Texte à lire —
-=-=-=-=-

Didier Zoungrana : «Il serait plus judicieux d’opter pour un financement hiérarchisé avec comme dernier recours le FMI »

Après l’austérité imposée aux pays africains par les institutions de Bretton Woods dans les années 1990, la période 2000 a été celle de l'annulation des dettes de nombreux Etats qui, aujourd’hui, se sont réendettés auprès du Fonds monétaire international (FMI) pour financer leurs trésoreries. Ce dernier impose en contrepartie des restrictions budgétaires. Dans cet entretien avec «La Tribune Afrique», Didier Zoungrana, enseignant-chercheur à l’Université Ouagadougou 2 du Burkina Faso et spécialiste des questions Sud-Sud, nous livre son analyse des implications de ce «retour» du FMI.
Didier Zoungrana est économiste, enseignant-chercheur à l’Université Ouagadougou 2  du Burkina Faso et spécialiste des questions Sud-Sud.
Didier Zoungrana est économiste, enseignant-chercheur à l’Université Ouagadougou 2 du Burkina Faso et spécialiste des questions Sud-Sud. (Crédits : DR)

LTA : Comment évaluez-vous la dette des pays d'Afrique subsaharienne parmi les plus endettés, comme le Nigeria et la Gambie ? Le niveau d'endettement est-il soutenable, selon vous ?

Dr Didier Zoungrana : Il faut dire que le niveau de l'endettement des pays d'Afrique subsaharienne sans l'Afrique du Sud et le Nigeria est moins de 50% du PIB et lorsqu'on compte avec ces deux puissances économiques, on se retrouve à pratiquement la moitié du PIB, ce qui a priori est un endettement acceptable comparé à certains pays (autour de 100% pour les Etats-Unis et l'UE, NDLR) d'autant plus que les perspectives de croissance sont intéressantes pour la zone.

-=-=-=-=-

(Enregistrements conservés d'une collection)
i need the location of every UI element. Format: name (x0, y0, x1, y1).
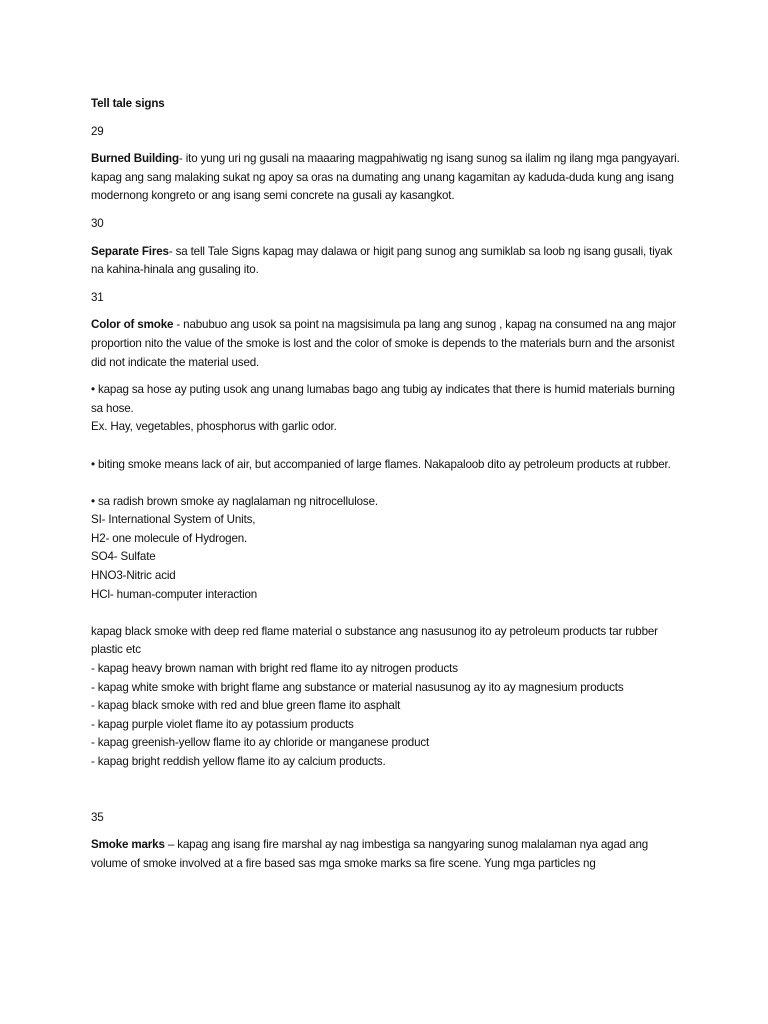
spacer (91, 604, 681, 623)
flame-item-purple-violet: - kapag purple violet flame ito ay potassium products (91, 717, 354, 731)
spacer (91, 781, 681, 809)
section-number-29: 29 (91, 124, 104, 138)
flame-item-black-smoke: - kapag black smoke with red and blue green flame ito asphalt (91, 699, 401, 713)
document-page (91, 95, 681, 882)
flame-item-white-smoke: - kapag white smoke with bright flame ang substance or material nasusunog ay ito ay magnesium products (91, 680, 624, 694)
section-35-text: – kapag ang isang fire marshal ay nag imbestiga sa nangyaring sunog malalaman nya agad ang volume of smoke involved at a fire based sas mga smoke marks sa fire scene. Yung mga particles ng (91, 838, 649, 870)
abbreviation-si: SI- International System of Units, (91, 513, 256, 527)
abbreviation-hno3: HNO3-Nitric acid (91, 569, 176, 583)
abbreviation-h2: H2- one molecule of Hydrogen. (91, 531, 248, 545)
abbreviation-so4: SO4- Sulfate (91, 550, 156, 564)
section-number-30: 30 (91, 216, 104, 230)
section-number-35: 35 (91, 810, 104, 824)
section-29-paragraph (91, 150, 681, 206)
flame-color-intro: kapag black smoke with deep red flame material o substance ang nasusunog ito ay petroleum products tar rubber plastic etc (91, 624, 658, 657)
smoke-bullet-block (91, 381, 681, 771)
example-line: Ex. Hay, vegetables, phosphorus with garlic odor. (91, 420, 337, 434)
section-30-paragraph (91, 243, 681, 280)
bullet-radish-brown-smoke: • sa radish brown smoke ay naglalaman ng nitrocellulose. (91, 494, 378, 508)
section-31-text: - nabubuo ang usok sa point na magsisimula pa lang ang sunog , kapag na consumed na ang major proportion nito the value of the smoke is lost and the color of smoke is depends to the materials burn and the arsonist did not indicate the material used. (91, 318, 677, 369)
flame-item-greenish-yellow: - kapag greenish-yellow flame ito ay chloride or manganese product (91, 736, 430, 750)
term-separate-fires: Separate Fires (91, 244, 169, 258)
flame-item-heavy-brown: - kapag heavy brown naman with bright red flame ito ay nitrogen products (91, 662, 458, 676)
abbreviation-hcl: HCl- human-computer interaction (91, 587, 258, 601)
term-smoke-marks: Smoke marks (91, 838, 165, 852)
bullet-biting-smoke: • biting smoke means lack of air, but accompanied of large flames. Nakapaloob dito ay petroleum products at rubber. (91, 457, 671, 471)
spacer (91, 474, 681, 493)
term-burned-building: Burned Building (91, 152, 179, 166)
term-color-of-smoke: Color of smoke (91, 318, 174, 332)
flame-item-bright-reddish-yellow: - kapag bright reddish yellow flame ito ay calcium products. (91, 755, 386, 768)
document-title: Tell tale signs (91, 97, 165, 110)
spacer (91, 437, 681, 456)
section-29-text: - ito yung uri ng gusali na maaaring magpahiwatig ng isang sunog sa ilalim ng ilang mga pangyayari. kapag ang sang malaking sukat ng apoy sa oras na dumating ang unang kagamitan ay kaduda-duda kung ang isang modernong kongreto or ang isang semi concrete na gusali ay kasangkot. (91, 152, 680, 203)
section-31-paragraph (91, 316, 681, 372)
section-30-text: - sa tell Tale Signs kapag may dalawa or higit pang sunog ang sumiklab sa loob ng isang gusali, tiyak na kahina-hinala ang gusaling ito. (91, 244, 673, 277)
section-35-paragraph (91, 836, 681, 873)
bullet-white-smoke: • kapag sa hose ay puting usok ang unang lumabas bago ang tubig ay indicates that there is humid materials burning sa hose. (91, 383, 675, 415)
section-number-31: 31 (91, 290, 104, 304)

-=-=-=-=-

Consigne écrite A — Dans l'entretien sur la dette africaine, dans quelle université Didier Zoungrana enseigne-t-il ?
Consigne écrite B — Recopiez un passage de l'entretien sur la dette africaine : partez des mots « LTA : Comment » et arrêtez-vous après « soutenable, selon vous ? ».
Les enregistrements ne jouent aucun rôle ici.

Résultat final A — À l'Université Ouagadougou 2, au Burkina Faso.

Résultat final B —
LTA : Comment évaluez-vous la dette des pays d'Afrique subsaharienne parmi les plus endettés, comme le Nigeria et la Gambie ? Le niveau d'endettement est-il soutenable, selon vous ?